Extracted records
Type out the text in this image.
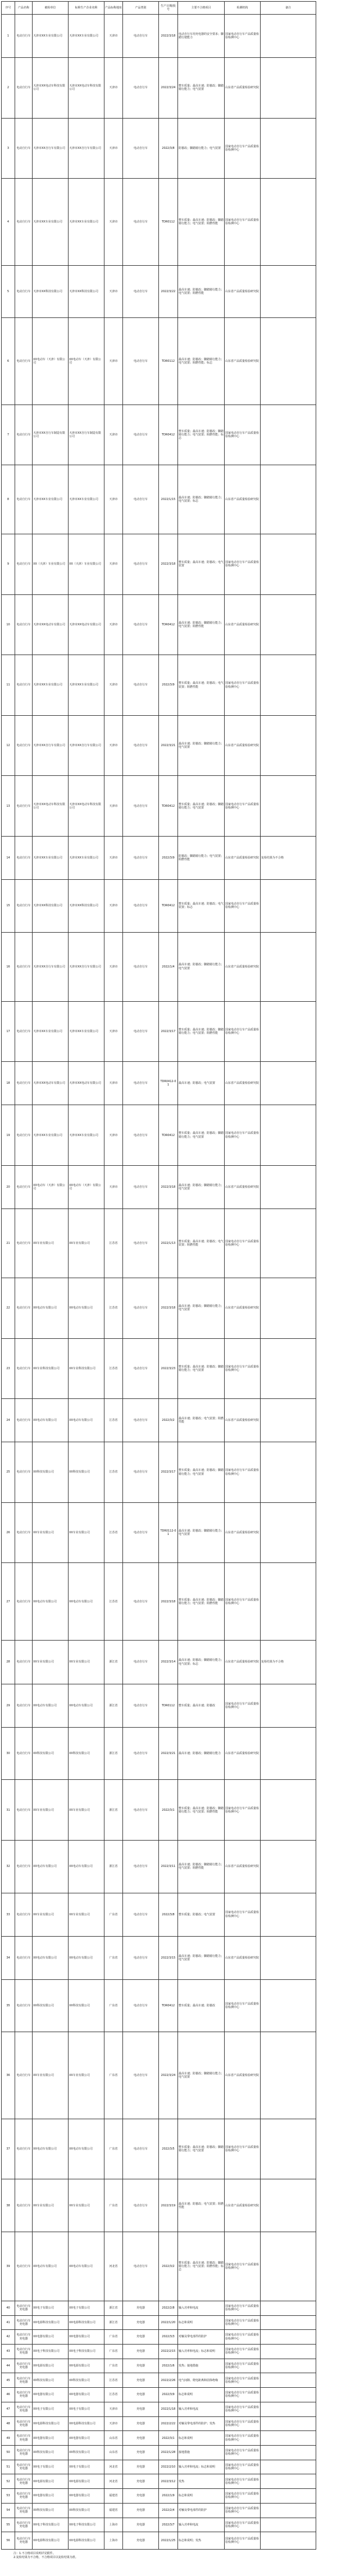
序号	产品名称	被检单位	标称生产企业名称	产品标称地址	产品类别	生产日期/批号	主要不合格项目	检测机构	备注
1	电动自行车	天津市XX车业有限公司	天津市XX车业有限公司	天津市	电动自行车	2022/3/18	电动自行车用充电器的安全要求；脚踏行驶能力	国家电动自行车产品质量检验检测中心	
2	电动自行车	天津市XX电动车科技有限公司	天津市XX电动车科技有限公司	天津市	电动自行车	2022/3/24	整车质量；最高车速；防篡改；脚踏骑行能力；电气装置	山东省产品质量检验研究院	
3	电动自行车	天津市XX自行车有限公司	天津市XX自行车有限公司	天津市	电动自行车	2022/3/8	防篡改；脚踏骑行能力；电气装置	国家电动自行车产品质量检验检测中心	
4	电动自行车	天津市XX车业有限公司	天津市XX车业有限公司	天津市	电动自行车	TDR0112	整车质量；最高车速；防篡改；脚踏骑行能力；电气装置；阻燃性能	国家电动自行车产品质量检验检测中心	
5	电动自行车	天津市XX科技有限公司	天津市XX科技有限公司	天津市	电动自行车	2022/3/22	最高车速；防篡改；脚踏骑行能力；电气装置；阻燃性能	山东省产品质量检验研究院	
6	电动自行车	XX电动车（天津）有限公司	XX电动车（天津）有限公司	天津市	电动自行车	TDR0112	最高车速；防篡改；脚踏骑行能力；电气装置；阻燃性能；标志	山东省产品质量检验研究院	
7	电动自行车	天津市XX自行车制造有限公司	天津市XX自行车制造有限公司	天津市	电动自行车	TDR0412	整车质量；最高车速；防篡改；脚踏骑行能力；电气装置；阻燃性能；标志	国家电动自行车产品质量检验检测中心	
8	电动自行车	天津市XX车业有限公司	天津市XX车业有限公司	天津市	电动自行车	2022/1/15	最高车速；防篡改；脚踏骑行能力；电气装置；标志	山东省产品质量检验研究院	
9	电动自行车	XX（天津）车业有限公司	XX（天津）车业有限公司	天津市	电动自行车	2022/3/18	整车质量；最高车速；防篡改；电气装置	国家电动自行车产品质量检验检测中心	
10	电动自行车	天津市XX电动车有限公司	天津市XX电动车有限公司	天津市	电动自行车	TDR0412	最高车速；防篡改；脚踏骑行能力；电气装置；阻燃性能	山东省产品质量检验研究院	
11	电动自行车	天津市XX车业有限公司	天津市XX车业有限公司	天津市	电动自行车	2022/3/9	整车质量；最高车速；防篡改；电气装置；阻燃性能	国家电动自行车产品质量检验检测中心	
12	电动自行车	天津市XX自行车有限公司	天津市XX自行车有限公司	天津市	电动自行车	2022/3/21	最高车速；防篡改；脚踏骑行能力；电气装置	山东省产品质量检验研究院	
13	电动自行车	天津市XX电动车科技有限公司	天津市XX电动车科技有限公司	天津市	电动自行车	TDR0412	整车质量；最高车速；防篡改；脚踏骑行能力；电气装置	国家电动自行车产品质量检验检测中心	
14	电动自行车	天津市XX车业有限公司	天津市XX车业有限公司	天津市	电动自行车	2022/3/9	防篡改；脚踏骑行能力；电气装置；阻燃性能	山东省产品质量检验研究院	复检结果为不合格
15	电动自行车	天津市XX科技有限公司	天津市XX科技有限公司	天津市	电动自行车	TDR0412	整车质量；最高车速；防篡改；电气装置；标志	国家电动自行车产品质量检验检测中心	
16	电动自行车	天津市XX自行车有限公司	天津市XX自行车有限公司	天津市	电动自行车	2022/1/4	最高车速；防篡改；脚踏骑行能力；电气装置	山东省产品质量检验研究院	
17	电动自行车	天津市XX车业有限公司	天津市XX车业有限公司	天津市	电动自行车	2022/3/17	整车质量；最高车速；防篡改；脚踏骑行能力；电气装置；阻燃性能	国家电动自行车产品质量检验检测中心	
18	电动自行车	天津市XX电动车有限公司	天津市XX电动车有限公司	天津市	电动自行车	TDR0412-01	最高车速；防篡改；电气装置	山东省产品质量检验研究院	
19	电动自行车	天津市XX车业有限公司	天津市XX车业有限公司	天津市	电动自行车	TDR0412	整车质量；最高车速；防篡改；脚踏骑行能力；电气装置	国家电动自行车产品质量检验检测中心	
20	电动自行车	XX电动车（天津）有限公司	XX电动车（天津）有限公司	天津市	电动自行车	2022/3/18	最高车速；防篡改；脚踏骑行能力；电气装置	山东省产品质量检验研究院	
21	电动自行车	XX车业有限公司	XX车业有限公司	江苏省	电动自行车	2022/1/13	整车质量；最高车速；防篡改；电气装置；阻燃性能	国家电动自行车产品质量检验检测中心	
22	电动自行车	XX电动车有限公司	XX电动车有限公司	江苏省	电动自行车	2022/3/18	最高车速；防篡改；脚踏骑行能力；电气装置	山东省产品质量检验研究院	
23	电动自行车	XX车业科技有限公司	XX车业科技有限公司	江苏省	电动自行车	2022/3/23	整车质量；最高车速；防篡改；脚踏骑行能力；电气装置	国家电动自行车产品质量检验检测中心	
24	电动自行车	XX电动车有限公司	XX电动车有限公司	江苏省	电动自行车	2022/3/2	最高车速；防篡改；电气装置；阻燃性能	山东省产品质量检验研究院	
25	电动自行车	XX科技有限公司	XX科技有限公司	江苏省	电动自行车	2022/3/17	整车质量；最高车速；防篡改；脚踏骑行能力；电气装置	国家电动自行车产品质量检验检测中心	
26	电动自行车	XX车业有限公司	XX车业有限公司	江苏省	电动自行车	TDR0112-01	最高车速；防篡改；脚踏骑行能力；电气装置	山东省产品质量检验研究院	
27	电动自行车	XX电动车有限公司	XX电动车有限公司	江苏省	电动自行车	2022/3/18	整车质量；最高车速；防篡改；脚踏骑行能力；电气装置；阻燃性能	国家电动自行车产品质量检验检测中心	
28	电动自行车	XX车业有限公司	XX车业有限公司	浙江省	电动自行车	2022/3/14	最高车速；防篡改；脚踏骑行能力；电气装置；标志	山东省产品质量检验研究院	复检结果为不合格
29	电动自行车	XX电动车有限公司	XX电动车有限公司	浙江省	电动自行车	TDR0112	整车质量；最高车速；防篡改	国家电动自行车产品质量检验检测中心	
30	电动自行车	XX科技有限公司	XX科技有限公司	浙江省	电动自行车	2022/3/21	最高车速；防篡改；脚踏骑行能力	山东省产品质量检验研究院	
31	电动自行车	XX车业有限公司	XX车业有限公司	浙江省	电动自行车	2022/3/1	整车质量；最高车速；防篡改；脚踏骑行能力；电气装置；阻燃性能	国家电动自行车产品质量检验检测中心	
32	电动自行车	XX电动车有限公司	XX电动车有限公司	浙江省	电动自行车	2022/3/11	最高车速；防篡改；脚踏骑行能力；电气装置；阻燃性能	山东省产品质量检验研究院	
33	电动自行车	XX车业有限公司	XX车业有限公司	广东省	电动自行车	2022/3/8	整车质量；防篡改；电气装置	国家电动自行车产品质量检验检测中心	
34	电动自行车	XX电动车有限公司	XX电动车有限公司	广东省	电动自行车	2022/3/15	最高车速；防篡改；脚踏骑行能力；电气装置	山东省产品质量检验研究院	
35	电动自行车	XX科技有限公司	XX科技有限公司	广东省	电动自行车	TDR0412	整车质量；最高车速；防篡改	国家电动自行车产品质量检验检测中心	
36	电动自行车	XX车业有限公司	XX车业有限公司	广东省	电动自行车	2022/3/24	最高车速；防篡改；脚踏骑行能力；电气装置	山东省产品质量检验研究院	
37	电动自行车	XX电动车有限公司	XX电动车有限公司	广东省	电动自行车	2022/3/5	整车质量；最高车速；防篡改；脚踏骑行能力；电气装置	国家电动自行车产品质量检验检测中心	
38	电动自行车	XX车业有限公司	XX车业有限公司	广东省	电动自行车	2022/3/19	最高车速；防篡改；电气装置；阻燃性能	山东省产品质量检验研究院	
39	电动自行车	XX电动车有限公司	XX电动车有限公司	河北省	电动自行车	2022/3/2	整车质量；最高车速；防篡改；脚踏骑行能力；电气装置；阻燃性能；标志	国家电动自行车产品质量检验检测中心	
40	电动自行车充电器	XX电子有限公司	XX电子有限公司	浙江省	充电器	2022/2/8	输入功率和电流	国家电动自行车产品质量检验检测中心	
41	电动自行车充电器	XX电源科技有限公司	XX电源科技有限公司	浙江省	充电器	2022/1/20	标志和说明	国家电动自行车产品质量检验检测中心	
42	电动自行车充电器	XX电器有限公司	XX电器有限公司	广东省	充电器	2022/3/3	对触及带电部件的防护	国家电动自行车产品质量检验检测中心	
43	电动自行车充电器	XX电子科技有限公司	XX电子科技有限公司	广东省	充电器	2022/2/15	输入功率和电流；标志和说明	国家电动自行车产品质量检验检测中心	
44	电动自行车充电器	XX电源有限公司	XX电源有限公司	广东省	充电器	2022/1/6	发热；接地措施	国家电动自行车产品质量检验检测中心	
45	电动自行车充电器	XX科技有限公司	XX科技有限公司	江苏省	充电器	2022/2/26	电气间隙、爬电距离和固体绝缘	国家电动自行车产品质量检验检测中心	
46	电动自行车充电器	XX电器有限公司	XX电器有限公司	江苏省	充电器	2022/3/9	标志和说明	国家电动自行车产品质量检验检测中心	
47	电动自行车充电器	XX电子有限公司	XX电子有限公司	天津市	充电器	2022/1/18	输入功率和电流	国家电动自行车产品质量检验检测中心	
48	电动自行车充电器	XX电源科技有限公司	XX电源科技有限公司	天津市	充电器	2022/2/22	对触及带电部件的防护；发热	国家电动自行车产品质量检验检测中心	
49	电动自行车充电器	XX电器有限公司	XX电器有限公司	山东省	充电器	2022/3/1	标志和说明	国家电动自行车产品质量检验检测中心	
50	电动自行车充电器	XX科技有限公司	XX科技有限公司	山东省	充电器	2022/1/28	接地措施	国家电动自行车产品质量检验检测中心	
51	电动自行车充电器	XX电子有限公司	XX电子有限公司	河北省	充电器	2022/2/10	输入功率和电流；标志和说明	国家电动自行车产品质量检验检测中心	
52	电动自行车充电器	XX电源有限公司	XX电源有限公司	河北省	充电器	2022/3/12	发热	国家电动自行车产品质量检验检测中心	
53	电动自行车充电器	XX电器有限公司	XX电器有限公司	福建省	充电器	2022/1/9	标志和说明	国家电动自行车产品质量检验检测中心	
54	电动自行车充电器	XX科技有限公司	XX科技有限公司	福建省	充电器	2022/2/4	对触及带电部件的防护	国家电动自行车产品质量检验检测中心	
55	电动自行车充电器	XX电子科技有限公司	XX电子科技有限公司	上海市	充电器	2022/3/7	输入功率和电流	国家电动自行车产品质量检验检测中心	
56	电动自行车充电器	XX电源科技有限公司	XX电源科技有限公司	上海市	充电器	2022/1/25	标志和说明；发热	国家电动自行车产品质量检验检测中心	
注：1.不合格项目说明详见附件。
2.复检结果为不合格，不合格项目以复检结果为准。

Task description =>
Isolate the lines that hold the word "XX电子科技有限公司" and copy all of them.

Final result =>
43	电动自行车充电器	XX电子科技有限公司	XX电子科技有限公司	广东省	充电器	2022/2/15	输入功率和电流；标志和说明	国家电动自行车产品质量检验检测中心	
55	电动自行车充电器	XX电子科技有限公司	XX电子科技有限公司	上海市	充电器	2022/3/7	输入功率和电流	国家电动自行车产品质量检验检测中心	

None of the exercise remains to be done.